What is required: Pick out each line of the records that includes the string "label", and copy it.

[begin Listed records]

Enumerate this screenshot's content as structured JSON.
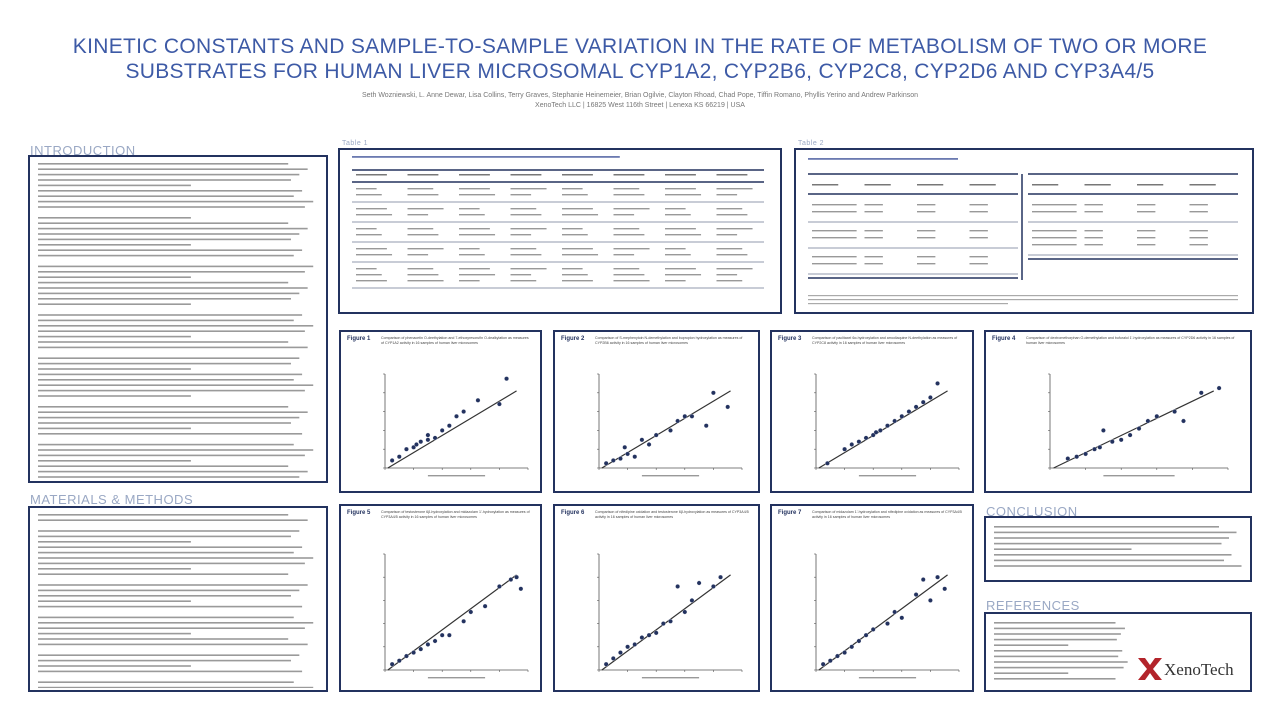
{
  "header": {
    "title_line1": "KINETIC CONSTANTS AND SAMPLE-TO-SAMPLE VARIATION IN THE RATE OF METABOLISM OF TWO OR MORE",
    "title_line2": "SUBSTRATES FOR HUMAN LIVER MICROSOMAL CYP1A2, CYP2B6, CYP2C8, CYP2D6 AND CYP3A4/5",
    "authors": "Seth Wozniewski, L. Anne Dewar, Lisa Collins, Terry Graves, Stephanie Heinemeier, Brian Ogilvie, Clayton Rhoad, Chad Pope, Tiffin Romano, Phyllis Yerino and Andrew Parkinson",
    "affiliation": "XenoTech LLC  |  16825 West 116th Street  |  Lenexa KS 66219  |  USA"
  },
  "sections": {
    "introduction": "INTRODUCTION",
    "materials": "MATERIALS & METHODS",
    "conclusion": "CONCLUSION",
    "references": "REFERENCES",
    "table1": "Table 1",
    "table2": "Table 2"
  },
  "figures": [
    {
      "label": "Figure 1",
      "caption": "Comparison of phenacetin O-deethylation and 7-ethoxyresorufin O-dealkylation as measures of CYP1A2 activity in 16 samples of human liver microsomes"
    },
    {
      "label": "Figure 2",
      "caption": "Comparison of S-mephenytoin N-demethylation and bupropion hydroxylation as measures of CYP2B6 activity in 16 samples of human liver microsomes"
    },
    {
      "label": "Figure 3",
      "caption": "Comparison of paclitaxel 6α-hydroxylation and amodiaquine N-deethylation as measures of CYP2C8 activity in 16 samples of human liver microsomes"
    },
    {
      "label": "Figure 4",
      "caption": "Comparison of dextromethorphan O-demethylation and bufuralol 1'-hydroxylation as measures of CYP2D6 activity in 16 samples of human liver microsomes"
    },
    {
      "label": "Figure 5",
      "caption": "Comparison of testosterone 6β-hydroxylation and midazolam 1'-hydroxylation as measures of CYP3A4/5 activity in 16 samples of human liver microsomes"
    },
    {
      "label": "Figure 6",
      "caption": "Comparison of nifedipine oxidation and testosterone 6β-hydroxylation as measures of CYP3A4/5 activity in 16 samples of human liver microsomes"
    },
    {
      "label": "Figure 7",
      "caption": "Comparison of midazolam 1'-hydroxylation and nifedipine oxidation as measures of CYP3A4/5 activity in 16 samples of human liver microsomes"
    }
  ],
  "logo": {
    "text": "XenoTech"
  },
  "colors": {
    "accent": "#23325f",
    "title": "#3d5aa6",
    "section": "#9aa8c4"
  }
}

[end Listed records]

Written response:
      "label": "Figure 1",
      "label": "Figure 2",
      "label": "Figure 3",
      "label": "Figure 4",
      "label": "Figure 5",
      "label": "Figure 6",
      "label": "Figure 7",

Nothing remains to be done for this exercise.